## begin

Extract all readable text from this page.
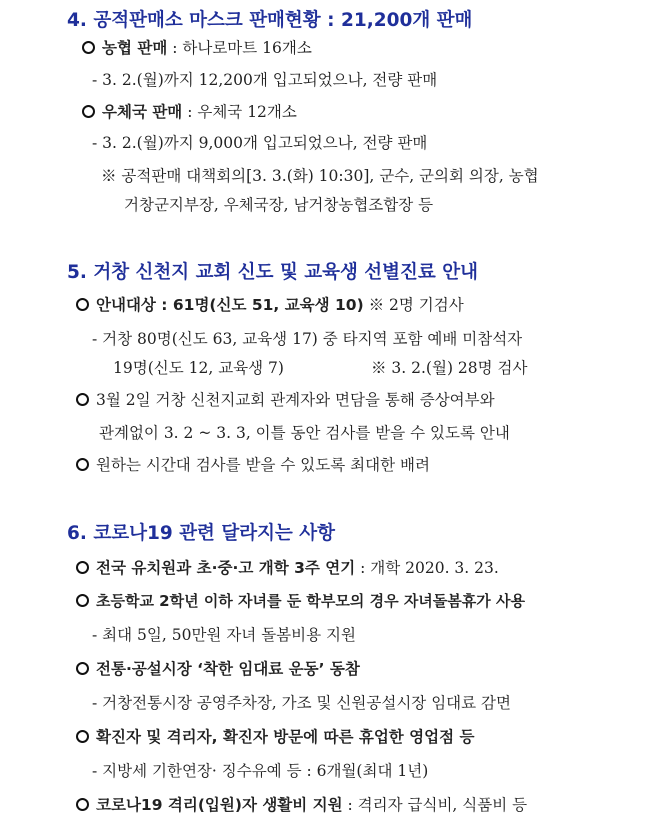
4. 공적판매소 마스크 판매현황 : 21,200개 판매
농협 판매 : 하나로마트 16개소
- 3. 2.(월)까지 12,200개 입고되었으나, 전량 판매
우체국 판매 : 우체국 12개소
- 3. 2.(월)까지 9,000개 입고되었으나, 전량 판매
※ 공적판매 대책회의[3. 3.(화) 10:30], 군수, 군의회 의장, 농협
거창군지부장, 우체국장, 남거창농협조합장 등
5. 거창 신천지 교회 신도 및 교육생 선별진료 안내
안내대상 : 61명(신도 51, 교육생 10) ※ 2명 기검사
- 거창 80명(신도 63, 교육생 17) 중 타지역 포함 예배 미참석자
19명(신도 12, 교육생 7)	※ 3. 2.(월) 28명 검사
3월 2일 거창 신천지교회 관계자와 면담을 통해 증상여부와
관계없이 3. 2 ~ 3. 3, 이틀 동안 검사를 받을 수 있도록 안내
원하는 시간대 검사를 받을 수 있도록 최대한 배려
6. 코로나19 관련 달라지는 사항
전국 유치원과 초·중·고 개학 3주 연기 : 개학 2020. 3. 23.
초등학교 2학년 이하 자녀를 둔 학부모의 경우 자녀돌봄휴가 사용
- 최대 5일, 50만원 자녀 돌봄비용 지원
전통·공설시장 ‘착한 임대료 운동’ 동참
- 거창전통시장 공영주차장, 가조 및 신원공설시장 임대료 감면
확진자 및 격리자, 확진자 방문에 따른 휴업한 영업점 등
- 지방세 기한연장· 징수유예 등 : 6개월(최대 1년)
코로나19 격리(입원)자 생활비 지원 : 격리자 급식비, 식품비 등
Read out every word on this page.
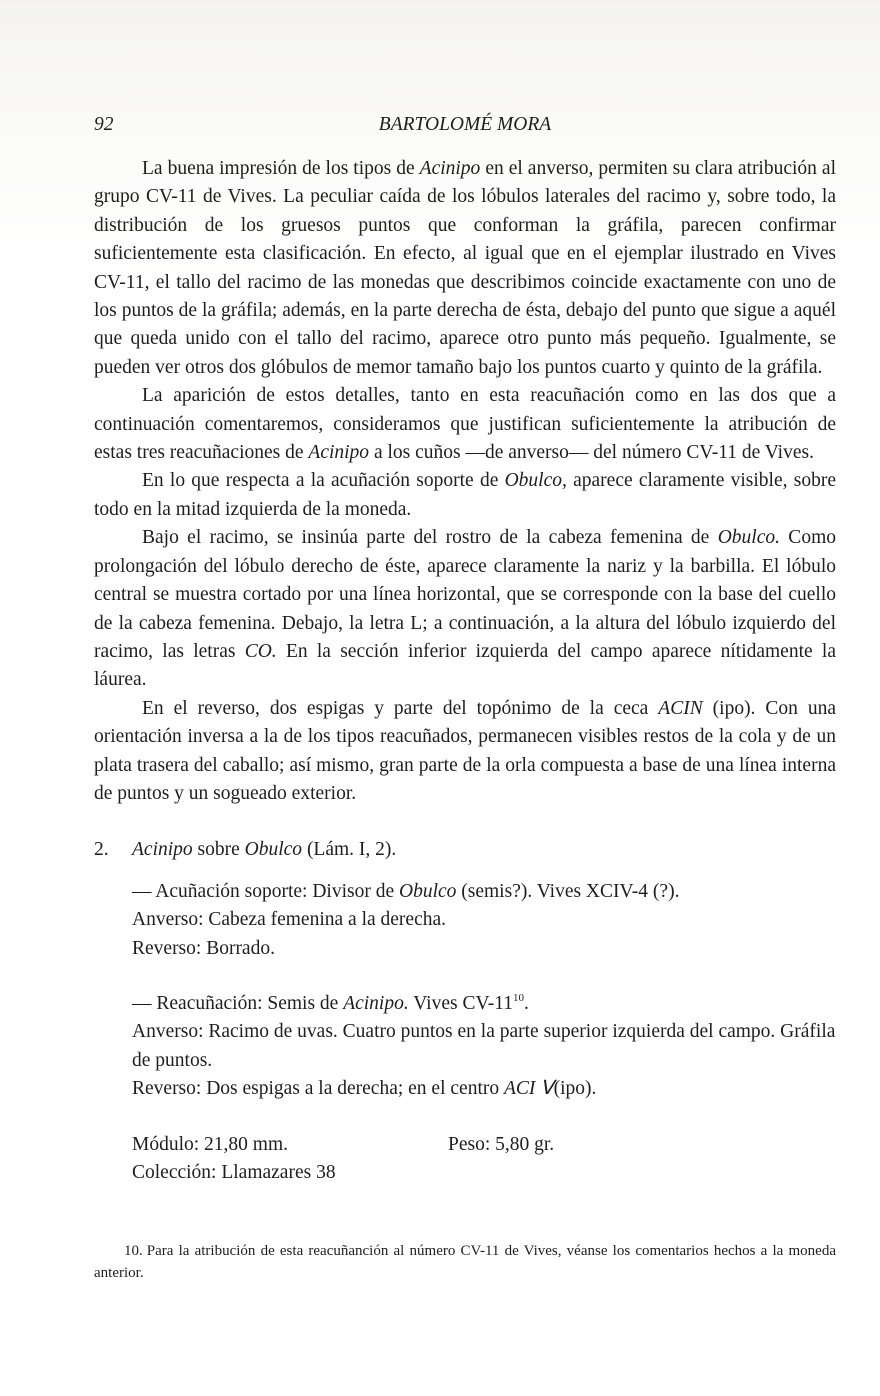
92	BARTOLOMÉ MORA

La buena impresión de los tipos de Acinipo en el anverso, permiten su clara atribución al grupo CV-11 de Vives. La peculiar caída de los lóbulos laterales del racimo y, sobre todo, la distribución de los gruesos puntos que conforman la gráfila, parecen confirmar suficientemente esta clasificación. En efecto, al igual que en el ejemplar ilustrado en Vives CV-11, el tallo del racimo de las monedas que describimos coincide exactamente con uno de los puntos de la gráfila; además, en la parte derecha de ésta, debajo del punto que sigue a aquél que queda unido con el tallo del racimo, aparece otro punto más pequeño. Igualmente, se pueden ver otros dos glóbulos de memor tamaño bajo los puntos cuarto y quinto de la gráfila.

La aparición de estos detalles, tanto en esta reacuñación como en las dos que a continuación comentaremos, consideramos que justifican suficientemente la atribución de estas tres reacuñaciones de Acinipo a los cuños —de anverso— del número CV-11 de Vives.

En lo que respecta a la acuñación soporte de Obulco, aparece claramente visible, sobre todo en la mitad izquierda de la moneda.

Bajo el racimo, se insinúa parte del rostro de la cabeza femenina de Obulco. Como prolongación del lóbulo derecho de éste, aparece claramente la nariz y la barbilla. El lóbulo central se muestra cortado por una línea horizontal, que se corresponde con la base del cuello de la cabeza femenina. Debajo, la letra L; a continuación, a la altura del lóbulo izquierdo del racimo, las letras CO. En la sección inferior izquierda del campo aparece nítidamente la láurea.

En el reverso, dos espigas y parte del topónimo de la ceca ACIN (ipo). Con una orientación inversa a la de los tipos reacuñados, permanecen visibles restos de la cola y de un plata trasera del caballo; así mismo, gran parte de la orla compuesta a base de una línea interna de puntos y un sogueado exterior.

2. Acinipo sobre Obulco (Lám. I, 2).

— Acuñación soporte: Divisor de Obulco (semis?). Vives XCIV-4 (?).

Anverso: Cabeza femenina a la derecha.

Reverso: Borrado.

— Reacuñación: Semis de Acinipo. Vives $CV-11^{10}$.

Anverso: Racimo de uvas. Cuatro puntos en la parte superior izquierda del campo. Gráfila de puntos.

Reverso: Dos espigas a la derecha; en el centro ACI ꓦ(ipo).

Módulo: 21,80 mm.	Peso: 5,80 gr.

Colección: Llamazares 38

10. Para la atribución de esta reacuñanción al número CV-11 de Vives, véanse los comentarios hechos a la moneda anterior.
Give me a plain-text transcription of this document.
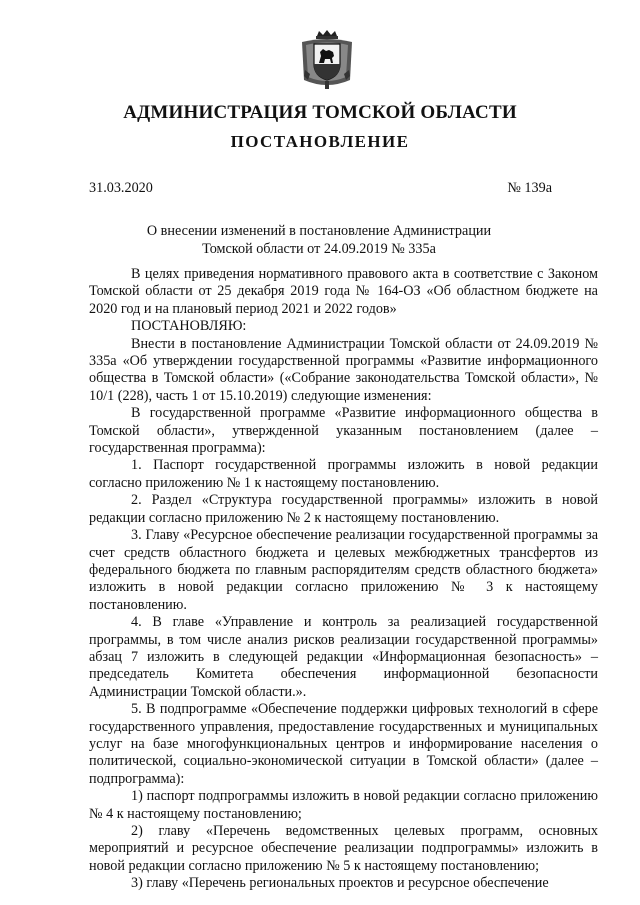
АДМИНИСТРАЦИЯ ТОМСКОЙ ОБЛАСТИ
ПОСТАНОВЛЕНИЕ
31.03.2020	№ 139а
О внесении изменений в постановление Администрации
Томской области от 24.09.2019 № 335а

В целях приведения нормативного правового акта в соответствие с Законом Томской области от 25 декабря 2019 года № 164-ОЗ «Об областном бюджете на 2020 год и на плановый период 2021 и 2022 годов»

ПОСТАНОВЛЯЮ:

Внести в постановление Администрации Томской области от 24.09.2019 № 335а «Об утверждении государственной программы «Развитие информационного общества в Томской области» («Собрание законодательства Томской области», № 10/1 (228), часть 1 от 15.10.2019) следующие изменения:

В государственной программе «Развитие информационного общества в Томской области», утвержденной указанным постановлением (далее – государственная программа):

1. Паспорт государственной программы изложить в новой редакции согласно приложению № 1 к настоящему постановлению.

2. Раздел «Структура государственной программы» изложить в новой редакции согласно приложению № 2 к настоящему постановлению.

3. Главу «Ресурсное обеспечение реализации государственной программы за счет средств областного бюджета и целевых межбюджетных трансфертов из федерального бюджета по главным распорядителям средств областного бюджета» изложить в новой редакции согласно приложению № 3 к настоящему постановлению.

4. В главе «Управление и контроль за реализацией государственной программы, в том числе анализ рисков реализации государственной программы» абзац 7 изложить в следующей редакции «Информационная безопасность» – председатель Комитета обеспечения информационной безопасности Администрации Томской области.».

5. В подпрограмме «Обеспечение поддержки цифровых технологий в сфере государственного управления, предоставление государственных и муниципальных услуг на базе многофункциональных центров и информирование населения о политической, социально-экономической ситуации в Томской области» (далее – подпрограмма):

1) паспорт подпрограммы изложить в новой редакции согласно приложению № 4 к настоящему постановлению;

2) главу «Перечень ведомственных целевых программ, основных мероприятий и ресурсное обеспечение реализации подпрограммы» изложить в новой редакции согласно приложению № 5 к настоящему постановлению;

3) главу «Перечень региональных проектов и ресурсное обеспечение
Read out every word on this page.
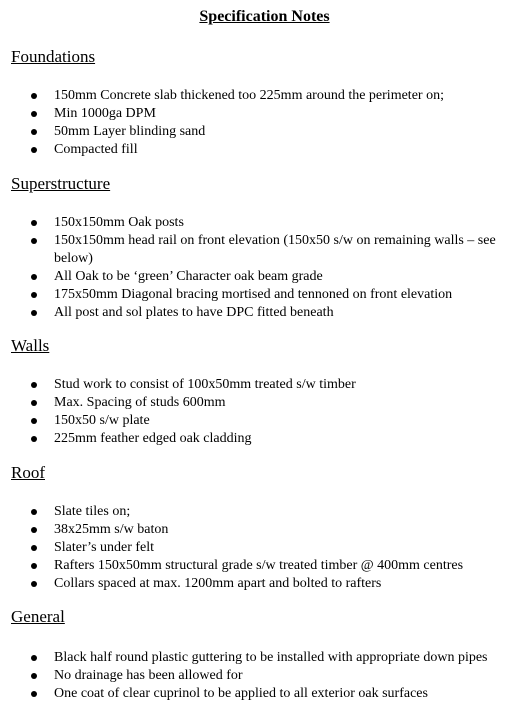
Specification Notes
Foundations
150mm Concrete slab thickened too 225mm around the perimeter on;
Min 1000ga DPM
50mm Layer blinding sand
Compacted fill
Superstructure
150x150mm Oak posts
150x150mm head rail on front elevation (150x50 s/w on remaining walls – see below)
All Oak to be ‘green’ Character oak beam grade
175x50mm Diagonal bracing mortised and tennoned on front elevation
All post and sol plates to have DPC fitted beneath
Walls
Stud work to consist of 100x50mm treated s/w timber
Max. Spacing of studs 600mm
150x50 s/w plate
225mm feather edged oak cladding
Roof
Slate tiles on;
38x25mm s/w baton
Slater’s under felt
Rafters 150x50mm structural grade s/w treated timber @ 400mm centres
Collars spaced at max. 1200mm apart and bolted to rafters
General
Black half round plastic guttering to be installed with appropriate down pipes
No drainage has been allowed for
One coat of clear cuprinol to be applied to all exterior oak surfaces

## end

Task to complete -> Select the lines in this material that hold the word "подпрограммы", leaving none out.

Result for this exercise ->
1) паспорт подпрограммы изложить в новой редакции согласно приложению № 4 к настоящему постановлению;
2) главу «Перечень ведомственных целевых программ, основных мероприятий и ресурсное обеспечение реализации подпрограммы» изложить в новой редакции согласно приложению № 5 к настоящему постановлению;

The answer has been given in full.